# START OF SUPPLIED INFORMATION
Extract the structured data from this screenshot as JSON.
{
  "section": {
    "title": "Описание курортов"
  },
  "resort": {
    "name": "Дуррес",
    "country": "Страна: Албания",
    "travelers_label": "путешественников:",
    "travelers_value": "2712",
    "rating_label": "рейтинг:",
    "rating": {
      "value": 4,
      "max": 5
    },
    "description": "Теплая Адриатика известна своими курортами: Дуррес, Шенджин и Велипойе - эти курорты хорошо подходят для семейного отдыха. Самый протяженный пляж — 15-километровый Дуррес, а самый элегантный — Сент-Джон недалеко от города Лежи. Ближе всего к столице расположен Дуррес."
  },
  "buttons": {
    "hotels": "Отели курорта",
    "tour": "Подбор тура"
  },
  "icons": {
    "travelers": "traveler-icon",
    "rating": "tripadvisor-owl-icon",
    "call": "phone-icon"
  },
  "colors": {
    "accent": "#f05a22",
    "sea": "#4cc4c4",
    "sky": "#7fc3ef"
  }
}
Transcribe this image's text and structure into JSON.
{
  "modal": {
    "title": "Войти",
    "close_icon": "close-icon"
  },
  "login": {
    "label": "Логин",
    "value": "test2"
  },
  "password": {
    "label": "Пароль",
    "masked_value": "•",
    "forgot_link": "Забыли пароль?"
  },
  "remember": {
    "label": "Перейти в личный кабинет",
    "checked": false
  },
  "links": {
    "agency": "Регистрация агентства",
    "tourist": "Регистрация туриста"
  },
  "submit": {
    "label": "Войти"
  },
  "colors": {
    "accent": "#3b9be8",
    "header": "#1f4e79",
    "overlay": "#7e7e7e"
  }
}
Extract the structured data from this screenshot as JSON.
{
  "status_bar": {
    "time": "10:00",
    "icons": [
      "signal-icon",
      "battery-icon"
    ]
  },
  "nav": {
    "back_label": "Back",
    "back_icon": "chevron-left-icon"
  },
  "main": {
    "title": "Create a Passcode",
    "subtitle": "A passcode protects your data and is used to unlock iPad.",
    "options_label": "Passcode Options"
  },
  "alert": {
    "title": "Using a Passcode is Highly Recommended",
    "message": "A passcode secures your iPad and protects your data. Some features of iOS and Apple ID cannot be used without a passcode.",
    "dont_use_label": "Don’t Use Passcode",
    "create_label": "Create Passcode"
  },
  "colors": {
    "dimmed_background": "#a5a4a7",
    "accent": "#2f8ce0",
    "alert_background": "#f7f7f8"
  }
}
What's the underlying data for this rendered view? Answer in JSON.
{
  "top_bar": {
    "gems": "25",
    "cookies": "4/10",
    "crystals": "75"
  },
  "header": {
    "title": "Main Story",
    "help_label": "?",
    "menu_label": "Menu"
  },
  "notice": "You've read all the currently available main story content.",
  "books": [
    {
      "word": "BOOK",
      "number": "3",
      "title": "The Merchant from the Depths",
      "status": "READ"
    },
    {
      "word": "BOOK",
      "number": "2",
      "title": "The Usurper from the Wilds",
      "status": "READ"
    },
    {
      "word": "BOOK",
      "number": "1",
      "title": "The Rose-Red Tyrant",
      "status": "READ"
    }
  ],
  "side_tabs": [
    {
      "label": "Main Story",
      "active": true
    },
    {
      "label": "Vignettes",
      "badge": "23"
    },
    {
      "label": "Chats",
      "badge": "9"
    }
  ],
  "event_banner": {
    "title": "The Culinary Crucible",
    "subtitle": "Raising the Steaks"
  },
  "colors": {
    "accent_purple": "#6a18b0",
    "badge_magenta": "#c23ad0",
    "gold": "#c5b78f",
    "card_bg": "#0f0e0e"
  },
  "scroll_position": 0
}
# END OF SUPPLIED INFORMATION
▶ YOUR INSTRUCTIONS
Identify the lines in the entries that hold "Create" and return each one.

▶ ANSWER TO THIS EXERCISE
    "title": "Create a Passcode",
    "create_label": "Create Passcode"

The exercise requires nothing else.